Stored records
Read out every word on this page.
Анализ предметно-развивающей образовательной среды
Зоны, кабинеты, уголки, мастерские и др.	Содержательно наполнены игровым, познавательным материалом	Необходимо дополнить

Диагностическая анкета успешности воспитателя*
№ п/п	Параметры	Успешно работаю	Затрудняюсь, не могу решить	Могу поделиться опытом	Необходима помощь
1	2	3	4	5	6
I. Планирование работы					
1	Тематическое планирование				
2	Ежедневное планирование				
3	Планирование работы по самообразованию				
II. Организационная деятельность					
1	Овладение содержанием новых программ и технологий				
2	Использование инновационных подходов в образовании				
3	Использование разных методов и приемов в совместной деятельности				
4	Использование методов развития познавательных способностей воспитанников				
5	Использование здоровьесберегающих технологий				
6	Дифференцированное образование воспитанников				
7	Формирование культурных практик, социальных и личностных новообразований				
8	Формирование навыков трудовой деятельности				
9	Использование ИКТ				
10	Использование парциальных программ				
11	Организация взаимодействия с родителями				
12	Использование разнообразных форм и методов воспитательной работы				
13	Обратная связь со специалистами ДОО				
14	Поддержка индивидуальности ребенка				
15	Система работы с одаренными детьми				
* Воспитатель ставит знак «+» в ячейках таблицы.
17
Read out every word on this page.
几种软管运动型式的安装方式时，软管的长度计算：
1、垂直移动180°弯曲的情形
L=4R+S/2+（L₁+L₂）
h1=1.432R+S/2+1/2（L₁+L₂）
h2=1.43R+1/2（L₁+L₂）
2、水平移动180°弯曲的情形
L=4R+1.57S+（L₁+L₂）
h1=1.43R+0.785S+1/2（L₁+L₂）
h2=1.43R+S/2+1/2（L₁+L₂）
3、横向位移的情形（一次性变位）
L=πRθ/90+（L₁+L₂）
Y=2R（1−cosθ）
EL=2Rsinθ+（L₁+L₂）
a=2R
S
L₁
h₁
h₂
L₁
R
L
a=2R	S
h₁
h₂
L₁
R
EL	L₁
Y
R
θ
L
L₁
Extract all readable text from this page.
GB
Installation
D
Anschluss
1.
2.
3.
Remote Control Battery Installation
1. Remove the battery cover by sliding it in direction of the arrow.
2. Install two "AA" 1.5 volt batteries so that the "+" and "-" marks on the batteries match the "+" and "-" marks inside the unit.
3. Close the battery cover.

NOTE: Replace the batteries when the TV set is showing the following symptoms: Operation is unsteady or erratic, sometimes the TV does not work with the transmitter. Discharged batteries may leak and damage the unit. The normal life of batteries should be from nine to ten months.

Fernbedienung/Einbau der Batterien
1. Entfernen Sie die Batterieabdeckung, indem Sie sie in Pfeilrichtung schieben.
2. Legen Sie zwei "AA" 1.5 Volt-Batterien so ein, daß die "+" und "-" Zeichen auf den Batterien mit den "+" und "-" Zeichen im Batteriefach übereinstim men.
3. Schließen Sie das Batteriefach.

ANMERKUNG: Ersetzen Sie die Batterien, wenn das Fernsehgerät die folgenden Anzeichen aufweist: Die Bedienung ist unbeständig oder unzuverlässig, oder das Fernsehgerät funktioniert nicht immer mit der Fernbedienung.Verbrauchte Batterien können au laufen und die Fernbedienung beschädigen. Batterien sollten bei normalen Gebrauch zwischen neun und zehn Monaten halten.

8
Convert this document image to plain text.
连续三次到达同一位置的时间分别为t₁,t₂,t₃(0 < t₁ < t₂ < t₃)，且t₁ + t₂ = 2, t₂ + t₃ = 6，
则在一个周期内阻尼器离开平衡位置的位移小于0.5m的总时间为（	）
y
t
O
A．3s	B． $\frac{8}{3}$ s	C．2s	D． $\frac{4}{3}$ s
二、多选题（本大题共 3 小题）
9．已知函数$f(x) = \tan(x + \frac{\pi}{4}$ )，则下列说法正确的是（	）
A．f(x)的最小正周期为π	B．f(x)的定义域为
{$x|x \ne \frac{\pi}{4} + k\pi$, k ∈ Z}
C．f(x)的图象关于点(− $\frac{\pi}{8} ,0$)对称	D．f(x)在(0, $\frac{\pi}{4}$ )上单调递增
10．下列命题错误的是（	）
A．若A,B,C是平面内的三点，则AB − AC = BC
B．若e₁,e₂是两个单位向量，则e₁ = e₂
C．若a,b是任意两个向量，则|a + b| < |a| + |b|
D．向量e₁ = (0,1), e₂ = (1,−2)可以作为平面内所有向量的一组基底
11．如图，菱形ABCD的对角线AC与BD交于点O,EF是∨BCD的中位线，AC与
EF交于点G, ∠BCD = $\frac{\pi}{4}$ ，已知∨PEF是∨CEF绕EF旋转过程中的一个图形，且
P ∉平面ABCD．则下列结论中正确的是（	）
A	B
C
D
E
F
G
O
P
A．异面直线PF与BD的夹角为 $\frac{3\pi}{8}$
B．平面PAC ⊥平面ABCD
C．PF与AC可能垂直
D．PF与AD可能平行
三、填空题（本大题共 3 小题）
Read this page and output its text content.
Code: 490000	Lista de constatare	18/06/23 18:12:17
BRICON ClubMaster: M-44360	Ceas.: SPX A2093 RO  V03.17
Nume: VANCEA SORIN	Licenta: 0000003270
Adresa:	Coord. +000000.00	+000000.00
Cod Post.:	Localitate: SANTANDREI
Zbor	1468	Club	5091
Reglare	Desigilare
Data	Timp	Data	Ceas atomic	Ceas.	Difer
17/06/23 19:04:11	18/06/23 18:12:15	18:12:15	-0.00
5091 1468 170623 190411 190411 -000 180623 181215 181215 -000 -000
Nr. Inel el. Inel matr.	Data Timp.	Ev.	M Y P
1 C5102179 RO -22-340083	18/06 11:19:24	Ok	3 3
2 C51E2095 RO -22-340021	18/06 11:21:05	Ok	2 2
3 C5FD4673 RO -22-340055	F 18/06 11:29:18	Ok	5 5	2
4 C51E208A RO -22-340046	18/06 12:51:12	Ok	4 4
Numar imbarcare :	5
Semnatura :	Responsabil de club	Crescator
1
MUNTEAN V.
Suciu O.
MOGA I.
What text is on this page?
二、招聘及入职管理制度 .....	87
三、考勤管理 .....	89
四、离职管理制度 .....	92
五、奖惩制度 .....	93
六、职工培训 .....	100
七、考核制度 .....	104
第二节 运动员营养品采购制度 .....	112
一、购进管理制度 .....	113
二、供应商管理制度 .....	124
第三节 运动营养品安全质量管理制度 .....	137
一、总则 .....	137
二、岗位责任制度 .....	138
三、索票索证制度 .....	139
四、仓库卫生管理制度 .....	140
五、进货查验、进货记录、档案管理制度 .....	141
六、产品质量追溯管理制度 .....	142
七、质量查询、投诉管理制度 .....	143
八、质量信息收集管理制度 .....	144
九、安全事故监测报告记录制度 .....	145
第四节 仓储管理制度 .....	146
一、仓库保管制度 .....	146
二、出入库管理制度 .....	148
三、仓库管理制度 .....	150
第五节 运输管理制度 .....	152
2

## [YOUR TASK]
Among the lines of the data above, determine how many contain the word "Формирование". Report the number alone.

## [FINAL RESULT]
2